======== Material for the task ========
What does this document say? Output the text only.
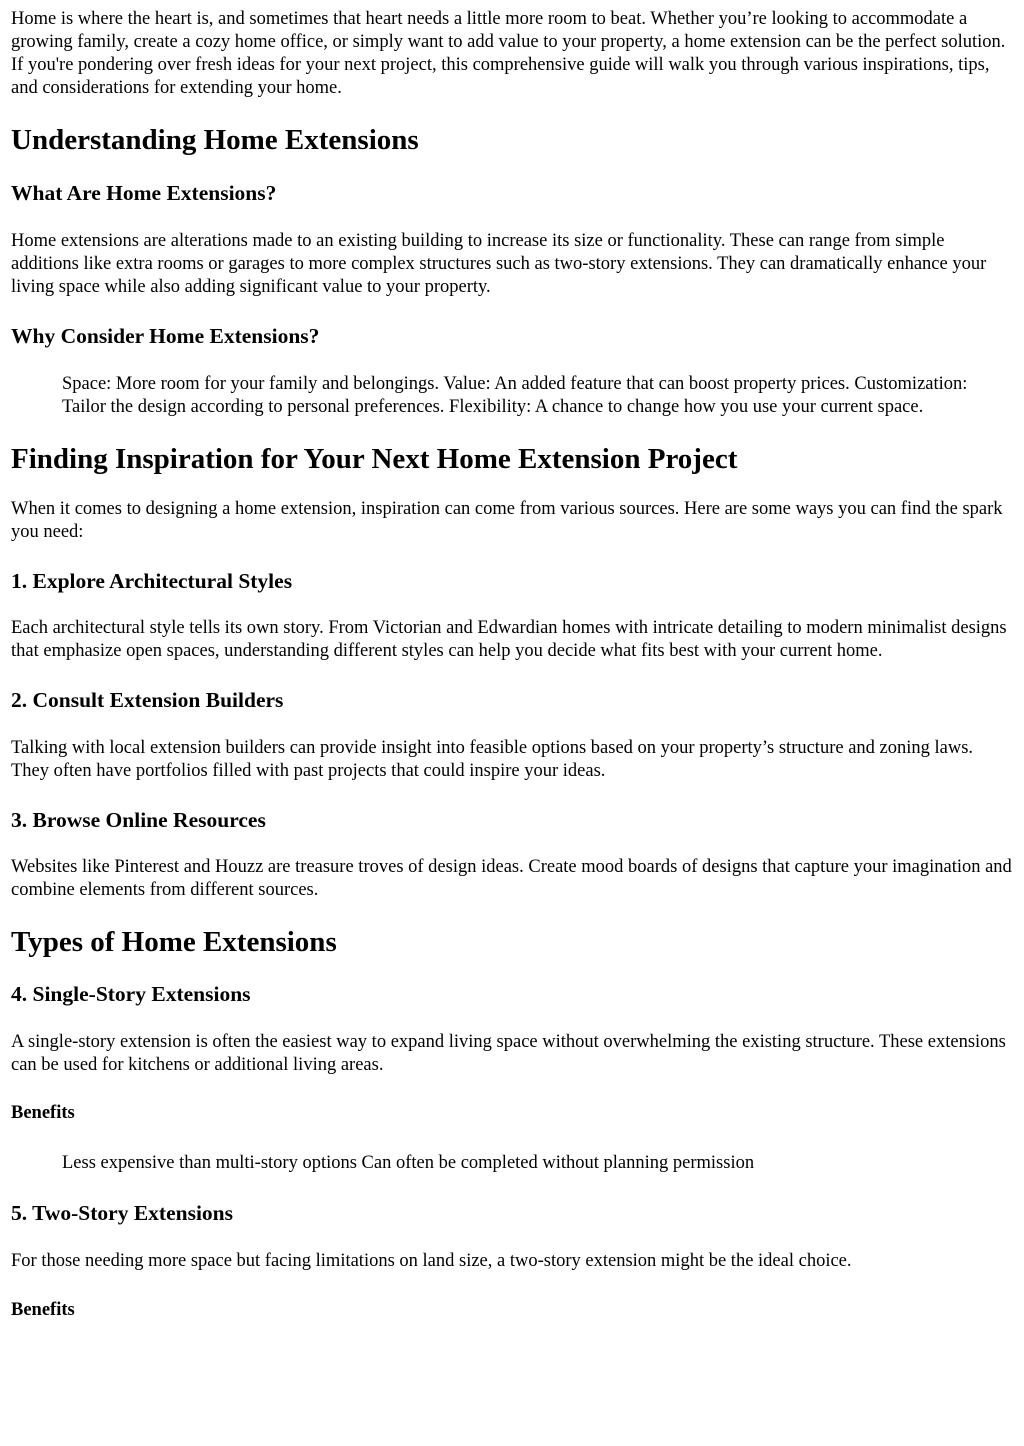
Home is where the heart is, and sometimes that heart needs a little more room to beat. Whether you’re looking to accommodate a growing family, create a cozy home office, or simply want to add value to your property, a home extension can be the perfect solution. If you're pondering over fresh ideas for your next project, this comprehensive guide will walk you through various inspirations, tips, and considerations for extending your home.

Understanding Home Extensions
What Are Home Extensions?

Home extensions are alterations made to an existing building to increase its size or functionality. These can range from simple additions like extra rooms or garages to more complex structures such as two-story extensions. They can dramatically enhance your living space while also adding significant value to your property.

Why Consider Home Extensions?

Space: More room for your family and belongings. Value: An added feature that can boost property prices. Customization: Tailor the design according to personal preferences. Flexibility: A chance to change how you use your current space.

Finding Inspiration for Your Next Home Extension Project

When it comes to designing a home extension, inspiration can come from various sources. Here are some ways you can find the spark you need:

1. Explore Architectural Styles

Each architectural style tells its own story. From Victorian and Edwardian homes with intricate detailing to modern minimalist designs that emphasize open spaces, understanding different styles can help you decide what fits best with your current home.

2. Consult Extension Builders

Talking with local extension builders can provide insight into feasible options based on your property’s structure and zoning laws. They often have portfolios filled with past projects that could inspire your ideas.

3. Browse Online Resources

Websites like Pinterest and Houzz are treasure troves of design ideas. Create mood boards of designs that capture your imagination and combine elements from different sources.

Types of Home Extensions
4. Single-Story Extensions

A single-story extension is often the easiest way to expand living space without overwhelming the existing structure. These extensions can be used for kitchens or additional living areas.

Benefits

Less expensive than multi-story options Can often be completed without planning permission

5. Two-Story Extensions

For those needing more space but facing limitations on land size, a two-story extension might be the ideal choice.

Benefits
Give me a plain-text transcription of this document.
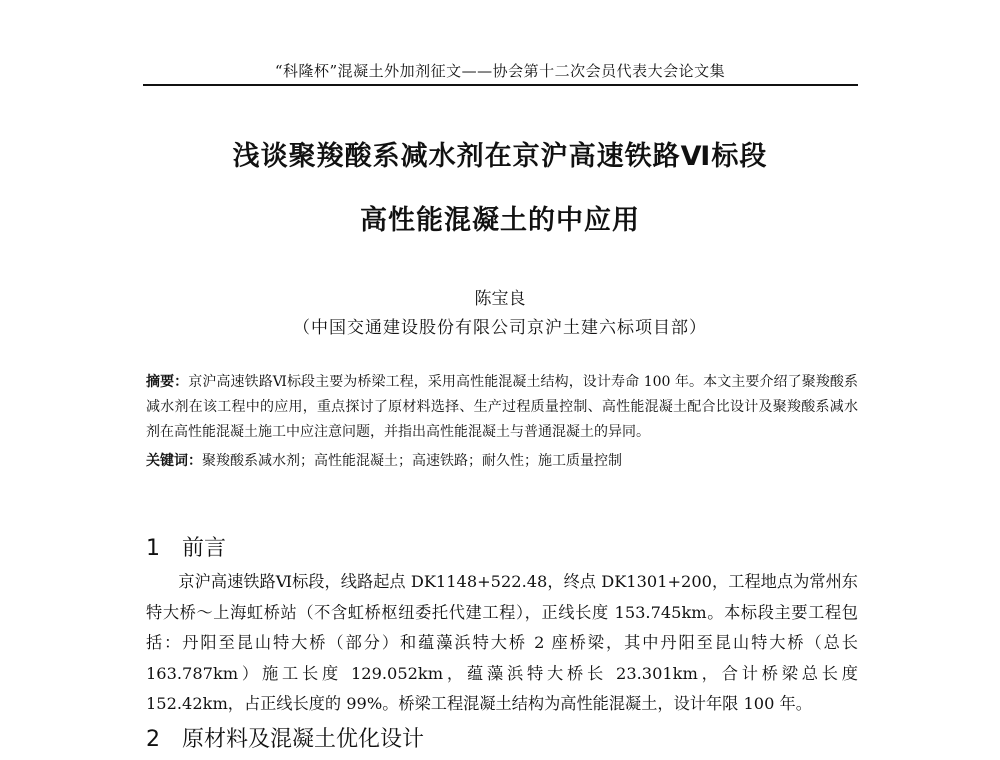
“科隆杯”混凝土外加剂征文——协会第十二次会员代表大会论文集
浅谈聚羧酸系减水剂在京沪高速铁路Ⅵ标段
高性能混凝土的中应用
陈宝良
（中国交通建设股份有限公司京沪土建六标项目部）
摘要：京沪高速铁路Ⅵ标段主要为桥梁工程，采用高性能混凝土结构，设计寿命 100 年。本文主要介绍了聚羧酸系减水剂在该工程中的应用，重点探讨了原材料选择、生产过程质量控制、高性能混凝土配合比设计及聚羧酸系减水剂在高性能混凝土施工中应注意问题，并指出高性能混凝土与普通混凝土的异同。
关键词：聚羧酸系减水剂；高性能混凝土；高速铁路；耐久性；施工质量控制
1 前言
京沪高速铁路Ⅵ标段，线路起点 DK1148+522.48，终点 DK1301+200，工程地点为常州东特大桥～上海虹桥站（不含虹桥枢纽委托代建工程），正线长度 153.745km。本标段主要工程包括：丹阳至昆山特大桥（部分）和蕴藻浜特大桥 2 座桥梁，其中丹阳至昆山特大桥（总长 163.787km）施工长度 129.052km，蕴藻浜特大桥长 23.301km，合计桥梁总长度 152.42km，占正线长度的 99%。桥梁工程混凝土结构为高性能混凝土，设计年限 100 年。
2 原材料及混凝土优化设计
========
▸ Goal: Reproduce the listing above from the line that contains "Give me a plain-text" through its final line, exactly and with nothing added. Omit the images.

▸ Solution to this exercise:
Give me a plain-text transcription of this document.
“科隆杯”混凝土外加剂征文——协会第十二次会员代表大会论文集
浅谈聚羧酸系减水剂在京沪高速铁路Ⅵ标段
高性能混凝土的中应用
陈宝良
（中国交通建设股份有限公司京沪土建六标项目部）
摘要：京沪高速铁路Ⅵ标段主要为桥梁工程，采用高性能混凝土结构，设计寿命 100 年。本文主要介绍了聚羧酸系减水剂在该工程中的应用，重点探讨了原材料选择、生产过程质量控制、高性能混凝土配合比设计及聚羧酸系减水剂在高性能混凝土施工中应注意问题，并指出高性能混凝土与普通混凝土的异同。
关键词：聚羧酸系减水剂；高性能混凝土；高速铁路；耐久性；施工质量控制
1 前言
京沪高速铁路Ⅵ标段，线路起点 DK1148+522.48，终点 DK1301+200，工程地点为常州东特大桥～上海虹桥站（不含虹桥枢纽委托代建工程），正线长度 153.745km。本标段主要工程包括：丹阳至昆山特大桥（部分）和蕴藻浜特大桥 2 座桥梁，其中丹阳至昆山特大桥（总长 163.787km）施工长度 129.052km，蕴藻浜特大桥长 23.301km，合计桥梁总长度 152.42km，占正线长度的 99%。桥梁工程混凝土结构为高性能混凝土，设计年限 100 年。
2 原材料及混凝土优化设计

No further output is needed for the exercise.